═══ Exercise data
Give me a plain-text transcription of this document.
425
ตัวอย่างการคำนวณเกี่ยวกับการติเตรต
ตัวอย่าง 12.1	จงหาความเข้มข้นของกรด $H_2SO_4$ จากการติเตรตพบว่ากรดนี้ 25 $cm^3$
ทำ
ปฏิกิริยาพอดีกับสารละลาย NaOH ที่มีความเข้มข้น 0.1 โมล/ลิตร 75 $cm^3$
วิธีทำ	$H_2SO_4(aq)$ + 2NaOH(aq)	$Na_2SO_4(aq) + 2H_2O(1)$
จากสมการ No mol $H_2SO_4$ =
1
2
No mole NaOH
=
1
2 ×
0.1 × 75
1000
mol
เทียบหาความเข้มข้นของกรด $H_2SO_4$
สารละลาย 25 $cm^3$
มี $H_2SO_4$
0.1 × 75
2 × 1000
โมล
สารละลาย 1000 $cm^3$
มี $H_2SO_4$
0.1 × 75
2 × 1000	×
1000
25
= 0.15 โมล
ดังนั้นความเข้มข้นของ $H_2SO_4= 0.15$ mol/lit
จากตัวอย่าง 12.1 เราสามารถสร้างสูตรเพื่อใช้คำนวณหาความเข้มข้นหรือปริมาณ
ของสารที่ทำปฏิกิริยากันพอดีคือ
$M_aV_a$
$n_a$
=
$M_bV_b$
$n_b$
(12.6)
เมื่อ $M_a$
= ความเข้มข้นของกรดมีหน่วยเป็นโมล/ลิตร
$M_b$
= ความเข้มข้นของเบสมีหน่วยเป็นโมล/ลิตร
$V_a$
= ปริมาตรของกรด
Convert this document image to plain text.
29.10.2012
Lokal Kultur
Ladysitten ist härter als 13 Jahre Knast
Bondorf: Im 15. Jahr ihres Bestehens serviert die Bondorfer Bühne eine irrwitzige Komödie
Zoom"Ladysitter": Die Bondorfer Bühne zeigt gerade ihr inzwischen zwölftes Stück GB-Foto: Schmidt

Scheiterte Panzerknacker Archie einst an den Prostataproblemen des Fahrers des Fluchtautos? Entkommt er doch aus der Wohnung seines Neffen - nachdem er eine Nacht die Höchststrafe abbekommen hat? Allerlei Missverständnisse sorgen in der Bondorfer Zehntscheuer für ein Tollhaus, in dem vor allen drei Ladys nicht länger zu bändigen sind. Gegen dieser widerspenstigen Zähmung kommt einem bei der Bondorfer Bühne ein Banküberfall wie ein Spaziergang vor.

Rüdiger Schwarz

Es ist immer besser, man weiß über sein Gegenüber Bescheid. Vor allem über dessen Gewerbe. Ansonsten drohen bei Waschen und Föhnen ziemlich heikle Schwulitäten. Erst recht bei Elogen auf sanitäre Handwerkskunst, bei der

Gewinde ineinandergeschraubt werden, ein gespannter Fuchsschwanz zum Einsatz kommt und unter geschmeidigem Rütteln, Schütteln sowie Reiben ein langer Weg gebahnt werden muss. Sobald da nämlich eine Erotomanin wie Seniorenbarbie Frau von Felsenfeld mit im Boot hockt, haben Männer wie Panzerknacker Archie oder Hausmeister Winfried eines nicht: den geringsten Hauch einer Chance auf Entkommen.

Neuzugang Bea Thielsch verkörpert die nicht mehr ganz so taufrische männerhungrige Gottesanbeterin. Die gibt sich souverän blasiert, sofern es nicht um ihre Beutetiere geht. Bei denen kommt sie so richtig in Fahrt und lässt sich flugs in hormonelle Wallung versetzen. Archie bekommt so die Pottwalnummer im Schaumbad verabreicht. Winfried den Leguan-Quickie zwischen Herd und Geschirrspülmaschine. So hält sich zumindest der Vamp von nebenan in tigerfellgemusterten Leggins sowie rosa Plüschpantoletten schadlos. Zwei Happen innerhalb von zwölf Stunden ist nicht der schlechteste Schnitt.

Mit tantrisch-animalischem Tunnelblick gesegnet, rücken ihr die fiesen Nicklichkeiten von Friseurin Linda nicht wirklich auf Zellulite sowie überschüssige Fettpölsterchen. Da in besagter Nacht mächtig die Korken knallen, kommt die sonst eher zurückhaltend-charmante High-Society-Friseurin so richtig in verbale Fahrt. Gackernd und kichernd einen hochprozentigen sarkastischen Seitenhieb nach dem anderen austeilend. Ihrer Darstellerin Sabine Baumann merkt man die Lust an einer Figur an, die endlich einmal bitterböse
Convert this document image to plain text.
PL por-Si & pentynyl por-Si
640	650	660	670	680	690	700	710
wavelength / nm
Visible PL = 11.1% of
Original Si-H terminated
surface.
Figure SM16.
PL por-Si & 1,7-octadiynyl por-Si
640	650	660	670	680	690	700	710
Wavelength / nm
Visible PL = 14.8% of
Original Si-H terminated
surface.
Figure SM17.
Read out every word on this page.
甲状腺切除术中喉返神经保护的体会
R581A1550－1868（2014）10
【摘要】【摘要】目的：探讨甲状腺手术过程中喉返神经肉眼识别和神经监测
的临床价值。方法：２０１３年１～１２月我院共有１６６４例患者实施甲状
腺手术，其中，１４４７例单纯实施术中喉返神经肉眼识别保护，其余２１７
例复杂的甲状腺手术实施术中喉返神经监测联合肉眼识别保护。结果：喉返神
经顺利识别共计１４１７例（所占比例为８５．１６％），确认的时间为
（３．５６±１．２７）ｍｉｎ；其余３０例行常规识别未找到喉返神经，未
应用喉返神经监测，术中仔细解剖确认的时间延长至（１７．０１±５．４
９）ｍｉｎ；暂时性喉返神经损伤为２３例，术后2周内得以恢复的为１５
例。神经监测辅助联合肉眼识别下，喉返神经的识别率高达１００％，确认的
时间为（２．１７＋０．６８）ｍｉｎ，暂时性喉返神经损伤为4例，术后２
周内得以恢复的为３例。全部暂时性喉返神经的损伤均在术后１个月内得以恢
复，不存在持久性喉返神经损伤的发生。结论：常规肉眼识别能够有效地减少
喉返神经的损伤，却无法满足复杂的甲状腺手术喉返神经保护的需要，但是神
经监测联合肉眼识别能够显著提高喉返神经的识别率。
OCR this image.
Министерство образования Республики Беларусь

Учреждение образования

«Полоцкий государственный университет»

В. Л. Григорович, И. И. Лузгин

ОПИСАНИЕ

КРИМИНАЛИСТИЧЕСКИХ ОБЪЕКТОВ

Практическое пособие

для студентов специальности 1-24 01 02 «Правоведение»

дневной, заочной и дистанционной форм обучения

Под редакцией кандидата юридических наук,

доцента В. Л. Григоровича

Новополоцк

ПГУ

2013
══════
:: The request ::
List the lines of the material in which the word "sowie" occurs.

:: Complete answer ::
Gewinde ineinandergeschraubt werden, ein gespannter Fuchsschwanz zum Einsatz kommt und unter geschmeidigem Rütteln, Schütteln sowie Reiben ein langer Weg gebahnt werden muss. Sobald da nämlich eine Erotomanin wie Seniorenbarbie Frau von Felsenfeld mit im Boot hockt, haben Männer wie Panzerknacker Archie oder Hausmeister Winfried eines nicht: den geringsten Hauch einer Chance auf Entkommen.
Neuzugang Bea Thielsch verkörpert die nicht mehr ganz so taufrische männerhungrige Gottesanbeterin. Die gibt sich souverän blasiert, sofern es nicht um ihre Beutetiere geht. Bei denen kommt sie so richtig in Fahrt und lässt sich flugs in hormonelle Wallung versetzen. Archie bekommt so die Pottwalnummer im Schaumbad verabreicht. Winfried den Leguan-Quickie zwischen Herd und Geschirrspülmaschine. So hält sich zumindest der Vamp von nebenan in tigerfellgemusterten Leggins sowie rosa Plüschpantoletten schadlos. Zwei Happen innerhalb von zwölf Stunden ist nicht der schlechteste Schnitt.
Mit tantrisch-animalischem Tunnelblick gesegnet, rücken ihr die fiesen Nicklichkeiten von Friseurin Linda nicht wirklich auf Zellulite sowie überschüssige Fettpölsterchen. Da in besagter Nacht mächtig die Korken knallen, kommt die sonst eher zurückhaltend-charmante High-Society-Friseurin so richtig in verbale Fahrt. Gackernd und kichernd einen hochprozentigen sarkastischen Seitenhieb nach dem anderen austeilend. Ihrer Darstellerin Sabine Baumann merkt man die Lust an einer Figur an, die endlich einmal bitterböse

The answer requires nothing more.